**Instructions to follow**
Your output should reproduce each entry exactly, with none of its pictures.
##### Source data #####
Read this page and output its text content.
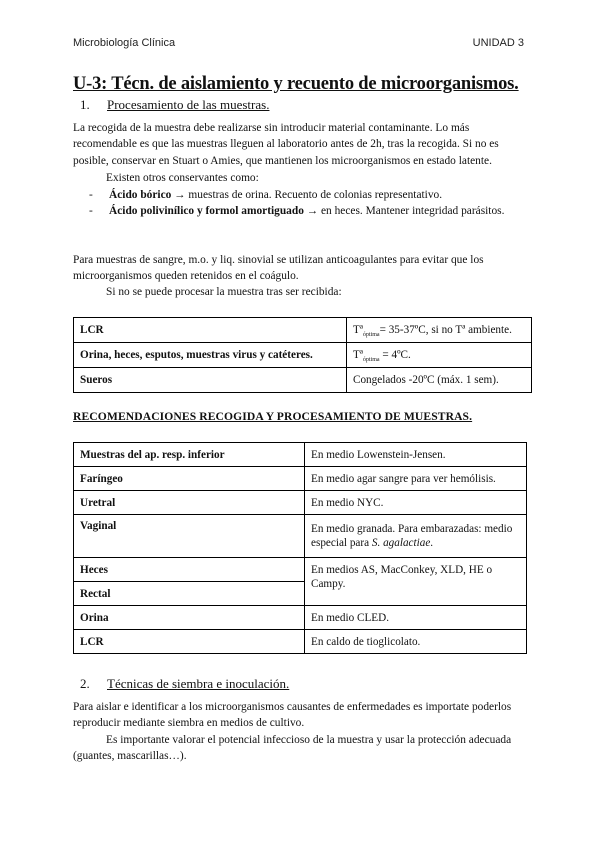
Microbiología Clínica	UNIDAD 3
U-3: Técn. de aislamiento y recuento de microorganismos.
1. Procesamiento de las muestras.
La recogida de la muestra debe realizarse sin introducir material contaminante. Lo más recomendable es que las muestras lleguen al laboratorio antes de 2h, tras la recogida. Si no es posible, conservar en Stuart o Amies, que mantienen los microorganismos en estado latente.
Existen otros conservantes como:
- Ácido bórico → muestras de orina. Recuento de colonias representativo.
- Ácido polivinílico y formol amortiguado → en heces. Mantener integridad parásitos.
Para muestras de sangre, m.o. y liq. sinovial se utilizan anticoagulantes para evitar que los microorganismos queden retenidos en el coágulo.
Si no se puede procesar la muestra tras ser recibida:
LCR	Tª$_{óptima}$= 35-37ºC, si no Tª ambiente.
Orina, heces, esputos, muestras virus y catéteres.	Tª$_{óptima}$ = 4ºC.
Sueros	Congelados -20ºC (máx. 1 sem).
RECOMENDACIONES RECOGIDA Y PROCESAMIENTO DE MUESTRAS.
Muestras del ap. resp. inferior	En medio Lowenstein-Jensen.
Faríngeo	En medio agar sangre para ver hemólisis.
Uretral	En medio NYC.
Vaginal	En medio granada. Para embarazadas: medio especial para S. agalactiae.
Heces	En medios AS, MacConkey, XLD, HE o Campy.
Rectal	
Orina	En medio CLED.
LCR	En caldo de tioglicolato.
2. Técnicas de siembra e inoculación.
Para aislar e identificar a los microorganismos causantes de enfermedades es importate poderlos reproducir mediante siembra en medios de cultivo.
Es importante valorar el potencial infeccioso de la muestra y usar la protección adecuada (guantes, mascarillas…).
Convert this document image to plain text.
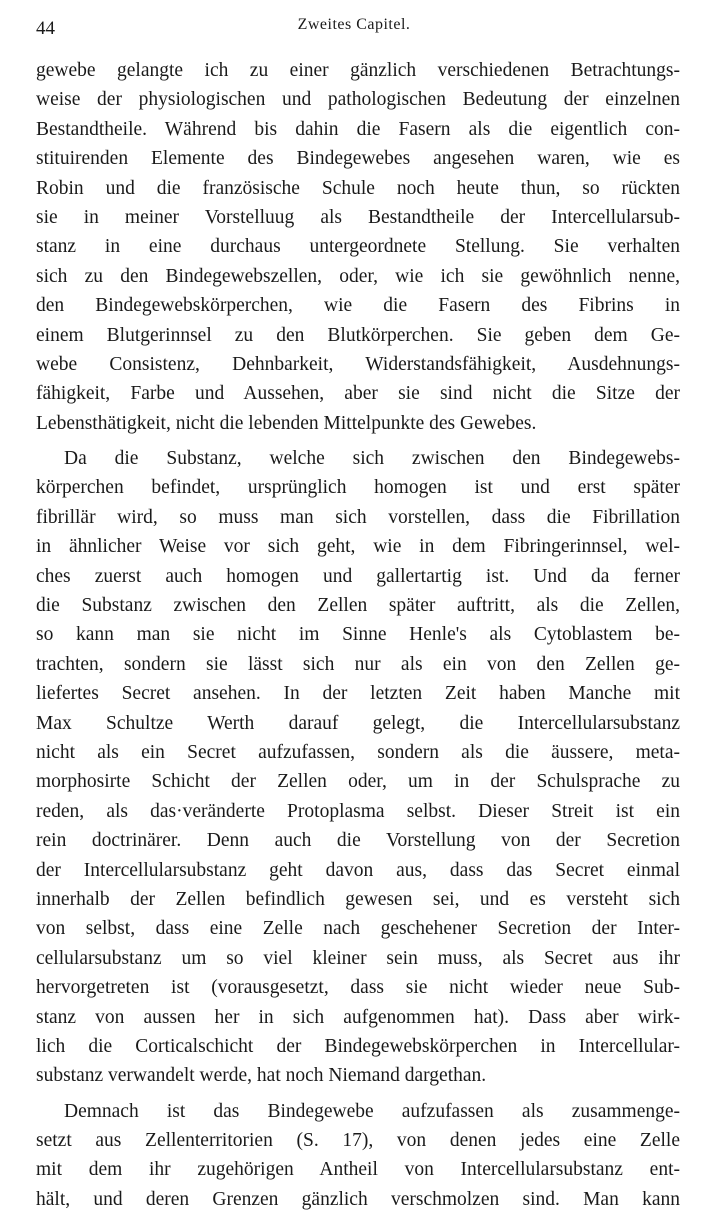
44	Zweites Capitel.
gewebe gelangte ich zu einer gänzlich verschiedenen Betrachtungs-
weise der physiologischen und pathologischen Bedeutung der einzelnen
Bestandtheile. Während bis dahin die Fasern als die eigentlich con-
stituirenden Elemente des Bindegewebes angesehen waren, wie es
Robin und die französische Schule noch heute thun, so rückten
sie in meiner Vorstelluug als Bestandtheile der Intercellularsub-
stanz in eine durchaus untergeordnete Stellung. Sie verhalten
sich zu den Bindegewebszellen, oder, wie ich sie gewöhnlich nenne,
den Bindegewebskörperchen, wie die Fasern des Fibrins in
einem Blutgerinnsel zu den Blutkörperchen. Sie geben dem Ge-
webe Consistenz, Dehnbarkeit, Widerstandsfähigkeit, Ausdehnungs-
fähigkeit, Farbe und Aussehen, aber sie sind nicht die Sitze der
Lebensthätigkeit, nicht die lebenden Mittelpunkte des Gewebes.
Da die Substanz, welche sich zwischen den Bindegewebs-
körperchen befindet, ursprünglich homogen ist und erst später
fibrillär wird, so muss man sich vorstellen, dass die Fibrillation
in ähnlicher Weise vor sich geht, wie in dem Fibringerinnsel, wel-
ches zuerst auch homogen und gallertartig ist. Und da ferner
die Substanz zwischen den Zellen später auftritt, als die Zellen,
so kann man sie nicht im Sinne Henle's als Cytoblastem be-
trachten, sondern sie lässt sich nur als ein von den Zellen ge-
liefertes Secret ansehen. In der letzten Zeit haben Manche mit
Max Schultze Werth darauf gelegt, die Intercellularsubstanz
nicht als ein Secret aufzufassen, sondern als die äussere, meta-
morphosirte Schicht der Zellen oder, um in der Schulsprache zu
reden, als das·veränderte Protoplasma selbst. Dieser Streit ist ein
rein doctrinärer. Denn auch die Vorstellung von der Secretion
der Intercellularsubstanz geht davon aus, dass das Secret einmal
innerhalb der Zellen befindlich gewesen sei, und es versteht sich
von selbst, dass eine Zelle nach geschehener Secretion der Inter-
cellularsubstanz um so viel kleiner sein muss, als Secret aus ihr
hervorgetreten ist (vorausgesetzt, dass sie nicht wieder neue Sub-
stanz von aussen her in sich aufgenommen hat). Dass aber wirk-
lich die Corticalschicht der Bindegewebskörperchen in Intercellular-
substanz verwandelt werde, hat noch Niemand dargethan.
Demnach ist das Bindegewebe aufzufassen als zusammenge-
setzt aus Zellenterritorien (S. 17), von denen jedes eine Zelle
mit dem ihr zugehörigen Antheil von Intercellularsubstanz ent-
hält, und deren Grenzen gänzlich verschmolzen sind. Man kann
#####
**Finished exercise**
Read this page and output its text content.
Microbiología Clínica	UNIDAD 3
U-3: Técn. de aislamiento y recuento de microorganismos.
1. Procesamiento de las muestras.
La recogida de la muestra debe realizarse sin introducir material contaminante. Lo más recomendable es que las muestras lleguen al laboratorio antes de 2h, tras la recogida. Si no es posible, conservar en Stuart o Amies, que mantienen los microorganismos en estado latente.
Existen otros conservantes como:
- Ácido bórico → muestras de orina. Recuento de colonias representativo.
- Ácido polivinílico y formol amortiguado → en heces. Mantener integridad parásitos.
Para muestras de sangre, m.o. y liq. sinovial se utilizan anticoagulantes para evitar que los microorganismos queden retenidos en el coágulo.
Si no se puede procesar la muestra tras ser recibida:
LCR	Tª$_{óptima}$= 35-37ºC, si no Tª ambiente.
Orina, heces, esputos, muestras virus y catéteres.	Tª$_{óptima}$ = 4ºC.
Sueros	Congelados -20ºC (máx. 1 sem).
RECOMENDACIONES RECOGIDA Y PROCESAMIENTO DE MUESTRAS.
Muestras del ap. resp. inferior	En medio Lowenstein-Jensen.
Faríngeo	En medio agar sangre para ver hemólisis.
Uretral	En medio NYC.
Vaginal	En medio granada. Para embarazadas: medio especial para S. agalactiae.
Heces	En medios AS, MacConkey, XLD, HE o Campy.
Rectal	
Orina	En medio CLED.
LCR	En caldo de tioglicolato.
2. Técnicas de siembra e inoculación.
Para aislar e identificar a los microorganismos causantes de enfermedades es importate poderlos reproducir mediante siembra en medios de cultivo.
Es importante valorar el potencial infeccioso de la muestra y usar la protección adecuada (guantes, mascarillas…).
Convert this document image to plain text.
44	Zweites Capitel.
gewebe gelangte ich zu einer gänzlich verschiedenen Betrachtungs-
weise der physiologischen und pathologischen Bedeutung der einzelnen
Bestandtheile. Während bis dahin die Fasern als die eigentlich con-
stituirenden Elemente des Bindegewebes angesehen waren, wie es
Robin und die französische Schule noch heute thun, so rückten
sie in meiner Vorstelluug als Bestandtheile der Intercellularsub-
stanz in eine durchaus untergeordnete Stellung. Sie verhalten
sich zu den Bindegewebszellen, oder, wie ich sie gewöhnlich nenne,
den Bindegewebskörperchen, wie die Fasern des Fibrins in
einem Blutgerinnsel zu den Blutkörperchen. Sie geben dem Ge-
webe Consistenz, Dehnbarkeit, Widerstandsfähigkeit, Ausdehnungs-
fähigkeit, Farbe und Aussehen, aber sie sind nicht die Sitze der
Lebensthätigkeit, nicht die lebenden Mittelpunkte des Gewebes.
Da die Substanz, welche sich zwischen den Bindegewebs-
körperchen befindet, ursprünglich homogen ist und erst später
fibrillär wird, so muss man sich vorstellen, dass die Fibrillation
in ähnlicher Weise vor sich geht, wie in dem Fibringerinnsel, wel-
ches zuerst auch homogen und gallertartig ist. Und da ferner
die Substanz zwischen den Zellen später auftritt, als die Zellen,
so kann man sie nicht im Sinne Henle's als Cytoblastem be-
trachten, sondern sie lässt sich nur als ein von den Zellen ge-
liefertes Secret ansehen. In der letzten Zeit haben Manche mit
Max Schultze Werth darauf gelegt, die Intercellularsubstanz
nicht als ein Secret aufzufassen, sondern als die äussere, meta-
morphosirte Schicht der Zellen oder, um in der Schulsprache zu
reden, als das·veränderte Protoplasma selbst. Dieser Streit ist ein
rein doctrinärer. Denn auch die Vorstellung von der Secretion
der Intercellularsubstanz geht davon aus, dass das Secret einmal
innerhalb der Zellen befindlich gewesen sei, und es versteht sich
von selbst, dass eine Zelle nach geschehener Secretion der Inter-
cellularsubstanz um so viel kleiner sein muss, als Secret aus ihr
hervorgetreten ist (vorausgesetzt, dass sie nicht wieder neue Sub-
stanz von aussen her in sich aufgenommen hat). Dass aber wirk-
lich die Corticalschicht der Bindegewebskörperchen in Intercellular-
substanz verwandelt werde, hat noch Niemand dargethan.
Demnach ist das Bindegewebe aufzufassen als zusammenge-
setzt aus Zellenterritorien (S. 17), von denen jedes eine Zelle
mit dem ihr zugehörigen Antheil von Intercellularsubstanz ent-
hält, und deren Grenzen gänzlich verschmolzen sind. Man kann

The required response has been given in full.